• **RECORDS FOR THE EXERCISE**

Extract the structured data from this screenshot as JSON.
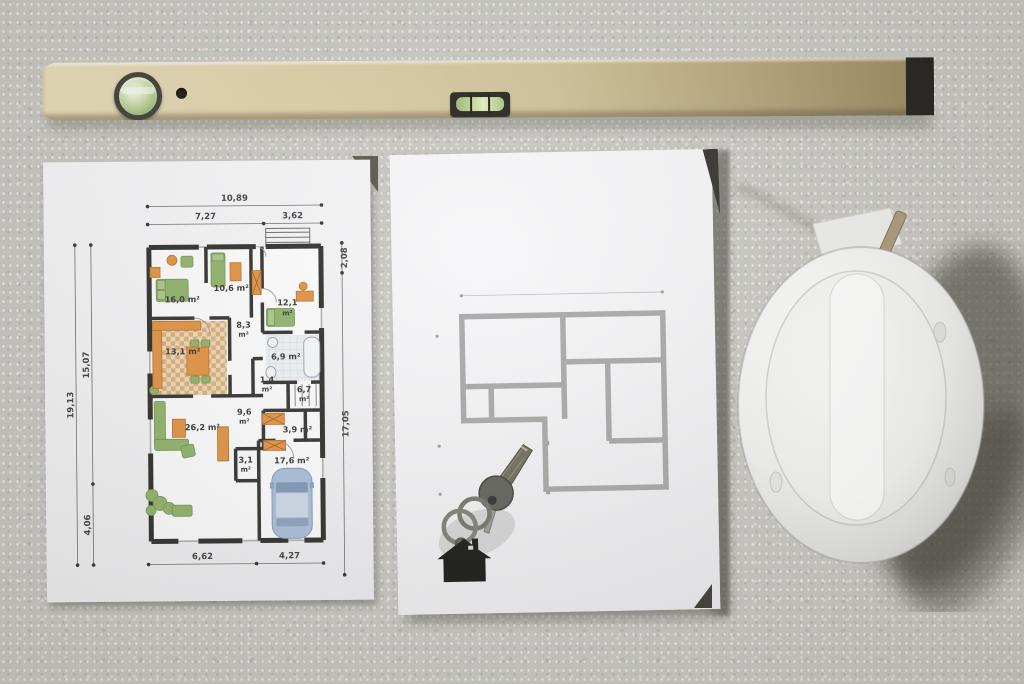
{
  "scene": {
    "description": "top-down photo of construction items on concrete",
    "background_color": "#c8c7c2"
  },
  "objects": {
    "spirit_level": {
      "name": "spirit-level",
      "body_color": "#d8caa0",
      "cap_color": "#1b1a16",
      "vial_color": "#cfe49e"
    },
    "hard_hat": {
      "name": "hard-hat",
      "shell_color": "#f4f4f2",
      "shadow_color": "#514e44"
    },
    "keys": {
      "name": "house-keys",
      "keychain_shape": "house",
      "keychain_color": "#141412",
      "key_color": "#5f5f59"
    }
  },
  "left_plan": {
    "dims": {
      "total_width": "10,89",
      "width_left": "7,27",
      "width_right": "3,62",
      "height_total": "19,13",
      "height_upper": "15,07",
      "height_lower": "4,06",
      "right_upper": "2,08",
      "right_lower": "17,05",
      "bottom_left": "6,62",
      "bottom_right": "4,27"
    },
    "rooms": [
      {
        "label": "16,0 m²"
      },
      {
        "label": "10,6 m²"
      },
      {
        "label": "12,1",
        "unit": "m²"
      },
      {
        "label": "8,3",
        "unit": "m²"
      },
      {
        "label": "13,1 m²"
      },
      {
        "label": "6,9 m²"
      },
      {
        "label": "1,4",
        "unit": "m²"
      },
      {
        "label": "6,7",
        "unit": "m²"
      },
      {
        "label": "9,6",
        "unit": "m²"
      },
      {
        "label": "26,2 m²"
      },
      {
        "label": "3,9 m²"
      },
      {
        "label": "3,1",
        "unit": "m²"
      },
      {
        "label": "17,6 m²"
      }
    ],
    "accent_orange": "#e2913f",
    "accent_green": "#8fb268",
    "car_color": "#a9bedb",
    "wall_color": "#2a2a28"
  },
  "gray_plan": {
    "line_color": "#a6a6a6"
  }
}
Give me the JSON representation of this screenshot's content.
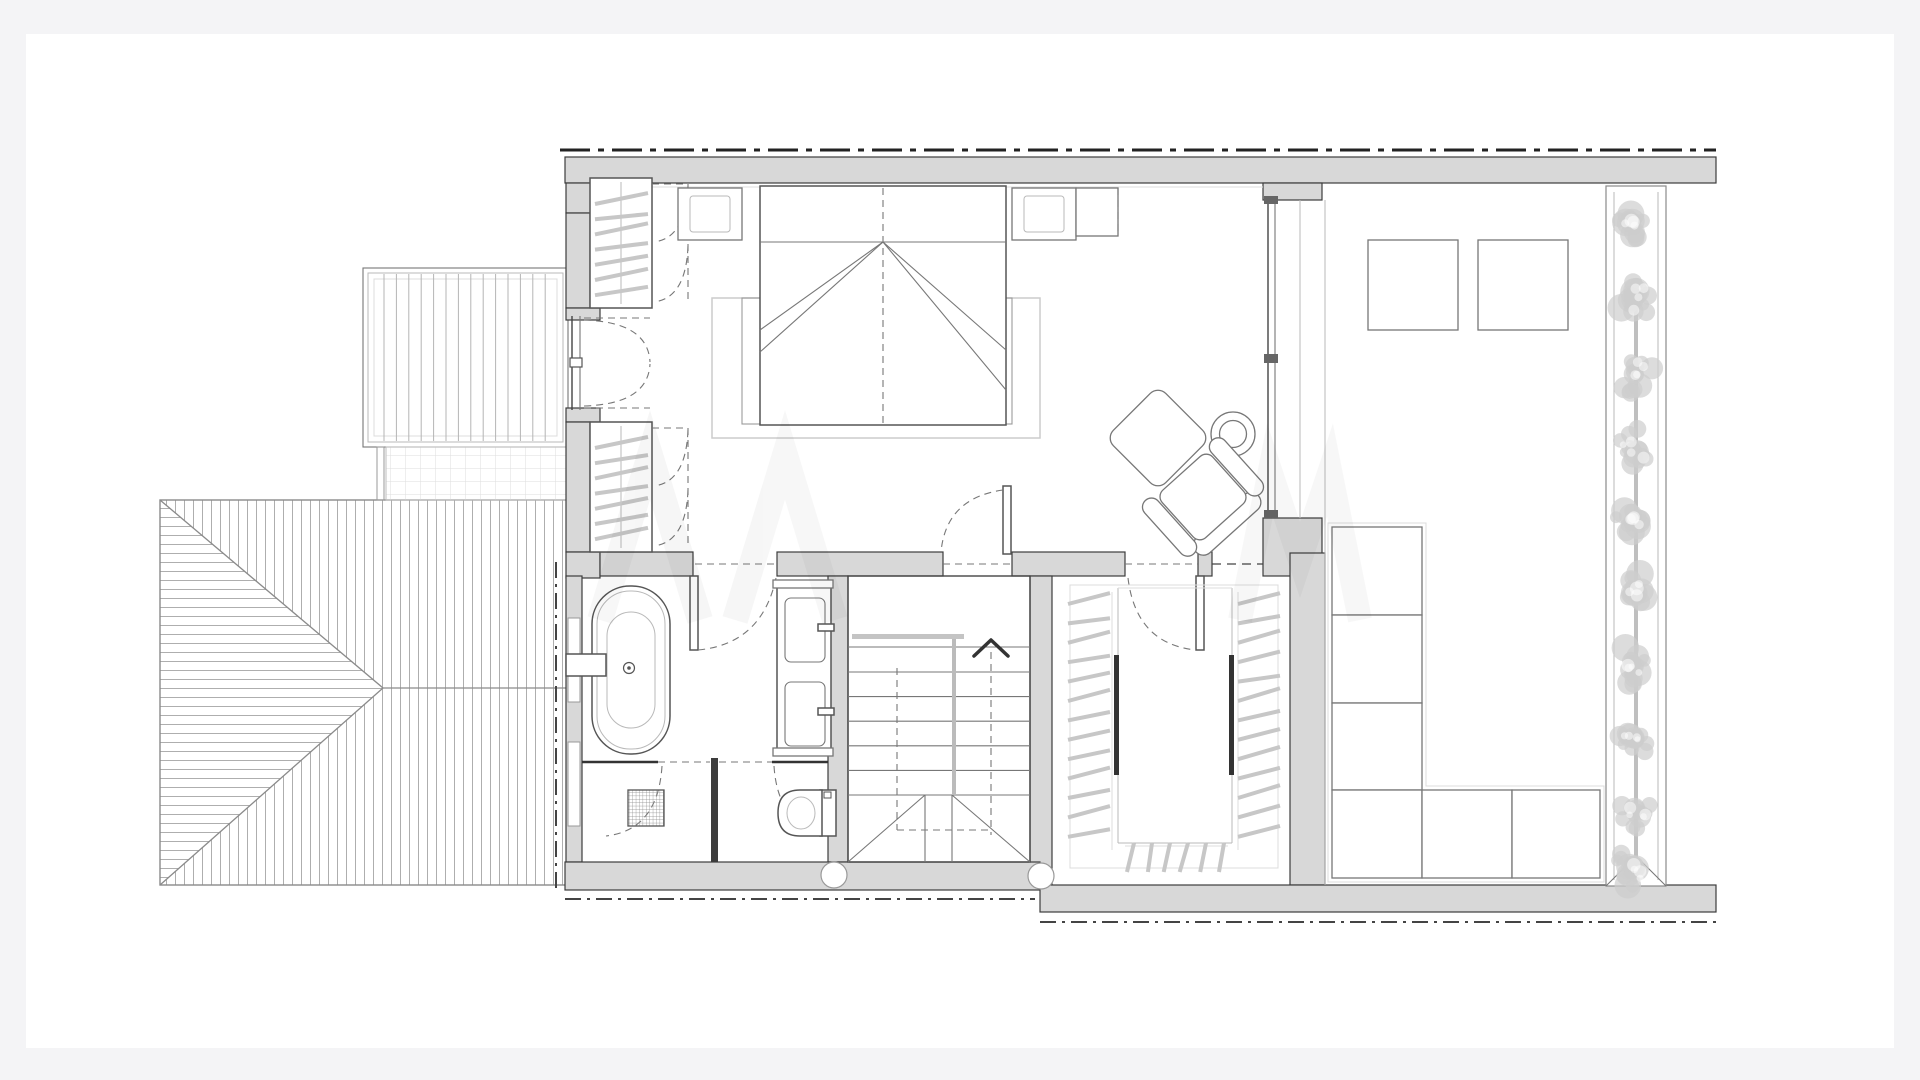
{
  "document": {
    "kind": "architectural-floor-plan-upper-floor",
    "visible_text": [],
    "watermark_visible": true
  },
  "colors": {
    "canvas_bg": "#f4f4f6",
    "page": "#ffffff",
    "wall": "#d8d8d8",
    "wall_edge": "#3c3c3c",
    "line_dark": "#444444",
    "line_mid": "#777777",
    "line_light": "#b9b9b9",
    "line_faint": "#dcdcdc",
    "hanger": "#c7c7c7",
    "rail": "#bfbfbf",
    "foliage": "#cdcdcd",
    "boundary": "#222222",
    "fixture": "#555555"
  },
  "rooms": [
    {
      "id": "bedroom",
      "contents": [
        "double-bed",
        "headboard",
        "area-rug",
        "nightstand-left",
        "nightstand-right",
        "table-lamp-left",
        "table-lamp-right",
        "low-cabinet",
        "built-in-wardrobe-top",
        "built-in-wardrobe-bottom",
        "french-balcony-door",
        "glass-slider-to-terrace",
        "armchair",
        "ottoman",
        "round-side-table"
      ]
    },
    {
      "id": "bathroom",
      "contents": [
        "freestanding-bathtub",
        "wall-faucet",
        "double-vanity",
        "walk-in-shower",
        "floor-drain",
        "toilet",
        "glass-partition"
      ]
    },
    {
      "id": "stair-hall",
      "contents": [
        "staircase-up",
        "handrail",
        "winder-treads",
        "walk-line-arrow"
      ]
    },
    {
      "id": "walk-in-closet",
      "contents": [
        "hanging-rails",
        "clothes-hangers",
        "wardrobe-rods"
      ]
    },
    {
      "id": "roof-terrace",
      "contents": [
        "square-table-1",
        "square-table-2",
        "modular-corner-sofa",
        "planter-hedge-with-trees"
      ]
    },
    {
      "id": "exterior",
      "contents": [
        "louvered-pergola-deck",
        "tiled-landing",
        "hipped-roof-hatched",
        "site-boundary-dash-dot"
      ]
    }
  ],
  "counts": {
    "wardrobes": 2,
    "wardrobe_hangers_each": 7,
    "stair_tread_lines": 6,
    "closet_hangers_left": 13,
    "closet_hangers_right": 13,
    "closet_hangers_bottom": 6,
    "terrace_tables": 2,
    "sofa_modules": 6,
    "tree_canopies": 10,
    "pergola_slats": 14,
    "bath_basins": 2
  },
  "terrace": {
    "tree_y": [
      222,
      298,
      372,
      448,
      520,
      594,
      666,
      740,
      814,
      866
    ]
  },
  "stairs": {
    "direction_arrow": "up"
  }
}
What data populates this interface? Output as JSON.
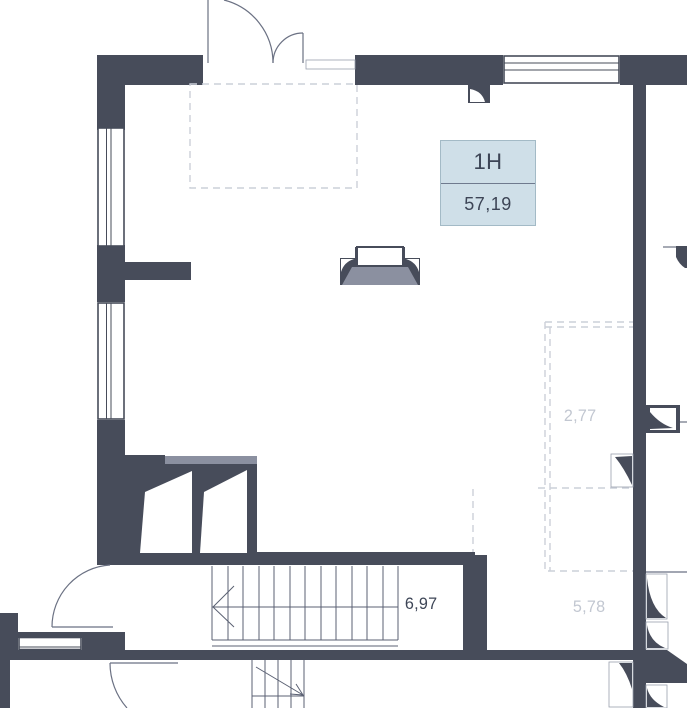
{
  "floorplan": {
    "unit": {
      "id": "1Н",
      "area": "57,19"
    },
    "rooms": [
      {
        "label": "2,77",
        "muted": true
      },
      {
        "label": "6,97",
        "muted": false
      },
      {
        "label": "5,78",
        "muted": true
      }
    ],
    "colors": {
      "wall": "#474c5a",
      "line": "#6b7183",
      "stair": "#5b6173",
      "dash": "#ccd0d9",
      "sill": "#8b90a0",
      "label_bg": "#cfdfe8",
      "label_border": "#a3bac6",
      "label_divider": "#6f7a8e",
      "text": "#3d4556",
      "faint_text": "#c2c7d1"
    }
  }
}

• **INSTRUCTIONS FOR THE TASK**
Print all entries exactly. The images do not belong in the copy.

• **RIGHT ANSWER**
Extract the structured data from this screenshot as JSON.
{
  "scene": {
    "description": "top-down photo of construction items on concrete",
    "background_color": "#c8c7c2"
  },
  "objects": {
    "spirit_level": {
      "name": "spirit-level",
      "body_color": "#d8caa0",
      "cap_color": "#1b1a16",
      "vial_color": "#cfe49e"
    },
    "hard_hat": {
      "name": "hard-hat",
      "shell_color": "#f4f4f2",
      "shadow_color": "#514e44"
    },
    "keys": {
      "name": "house-keys",
      "keychain_shape": "house",
      "keychain_color": "#141412",
      "key_color": "#5f5f59"
    }
  },
  "left_plan": {
    "dims": {
      "total_width": "10,89",
      "width_left": "7,27",
      "width_right": "3,62",
      "height_total": "19,13",
      "height_upper": "15,07",
      "height_lower": "4,06",
      "right_upper": "2,08",
      "right_lower": "17,05",
      "bottom_left": "6,62",
      "bottom_right": "4,27"
    },
    "rooms": [
      {
        "label": "16,0 m²"
      },
      {
        "label": "10,6 m²"
      },
      {
        "label": "12,1",
        "unit": "m²"
      },
      {
        "label": "8,3",
        "unit": "m²"
      },
      {
        "label": "13,1 m²"
      },
      {
        "label": "6,9 m²"
      },
      {
        "label": "1,4",
        "unit": "m²"
      },
      {
        "label": "6,7",
        "unit": "m²"
      },
      {
        "label": "9,6",
        "unit": "m²"
      },
      {
        "label": "26,2 m²"
      },
      {
        "label": "3,9 m²"
      },
      {
        "label": "3,1",
        "unit": "m²"
      },
      {
        "label": "17,6 m²"
      }
    ],
    "accent_orange": "#e2913f",
    "accent_green": "#8fb268",
    "car_color": "#a9bedb",
    "wall_color": "#2a2a28"
  },
  "gray_plan": {
    "line_color": "#a6a6a6"
  }
}
Give me the JSON representation of this screenshot's content.
{
  "document": {
    "kind": "architectural-floor-plan-upper-floor",
    "visible_text": [],
    "watermark_visible": true
  },
  "colors": {
    "canvas_bg": "#f4f4f6",
    "page": "#ffffff",
    "wall": "#d8d8d8",
    "wall_edge": "#3c3c3c",
    "line_dark": "#444444",
    "line_mid": "#777777",
    "line_light": "#b9b9b9",
    "line_faint": "#dcdcdc",
    "hanger": "#c7c7c7",
    "rail": "#bfbfbf",
    "foliage": "#cdcdcd",
    "boundary": "#222222",
    "fixture": "#555555"
  },
  "rooms": [
    {
      "id": "bedroom",
      "contents": [
        "double-bed",
        "headboard",
        "area-rug",
        "nightstand-left",
        "nightstand-right",
        "table-lamp-left",
        "table-lamp-right",
        "low-cabinet",
        "built-in-wardrobe-top",
        "built-in-wardrobe-bottom",
        "french-balcony-door",
        "glass-slider-to-terrace",
        "armchair",
        "ottoman",
        "round-side-table"
      ]
    },
    {
      "id": "bathroom",
      "contents": [
        "freestanding-bathtub",
        "wall-faucet",
        "double-vanity",
        "walk-in-shower",
        "floor-drain",
        "toilet",
        "glass-partition"
      ]
    },
    {
      "id": "stair-hall",
      "contents": [
        "staircase-up",
        "handrail",
        "winder-treads",
        "walk-line-arrow"
      ]
    },
    {
      "id": "walk-in-closet",
      "contents": [
        "hanging-rails",
        "clothes-hangers",
        "wardrobe-rods"
      ]
    },
    {
      "id": "roof-terrace",
      "contents": [
        "square-table-1",
        "square-table-2",
        "modular-corner-sofa",
        "planter-hedge-with-trees"
      ]
    },
    {
      "id": "exterior",
      "contents": [
        "louvered-pergola-deck",
        "tiled-landing",
        "hipped-roof-hatched",
        "site-boundary-dash-dot"
      ]
    }
  ],
  "counts": {
    "wardrobes": 2,
    "wardrobe_hangers_each": 7,
    "stair_tread_lines": 6,
    "closet_hangers_left": 13,
    "closet_hangers_right": 13,
    "closet_hangers_bottom": 6,
    "terrace_tables": 2,
    "sofa_modules": 6,
    "tree_canopies": 10,
    "pergola_slats": 14,
    "bath_basins": 2
  },
  "terrace": {
    "tree_y": [
      222,
      298,
      372,
      448,
      520,
      594,
      666,
      740,
      814,
      866
    ]
  },
  "stairs": {
    "direction_arrow": "up"
  }
}
What data populates this interface? Output as JSON.
{
  "floorplan": {
    "unit": {
      "id": "1Н",
      "area": "57,19"
    },
    "rooms": [
      {
        "label": "2,77",
        "muted": true
      },
      {
        "label": "6,97",
        "muted": false
      },
      {
        "label": "5,78",
        "muted": true
      }
    ],
    "colors": {
      "wall": "#474c5a",
      "line": "#6b7183",
      "stair": "#5b6173",
      "dash": "#ccd0d9",
      "sill": "#8b90a0",
      "label_bg": "#cfdfe8",
      "label_border": "#a3bac6",
      "label_divider": "#6f7a8e",
      "text": "#3d4556",
      "faint_text": "#c2c7d1"
    }
  }
}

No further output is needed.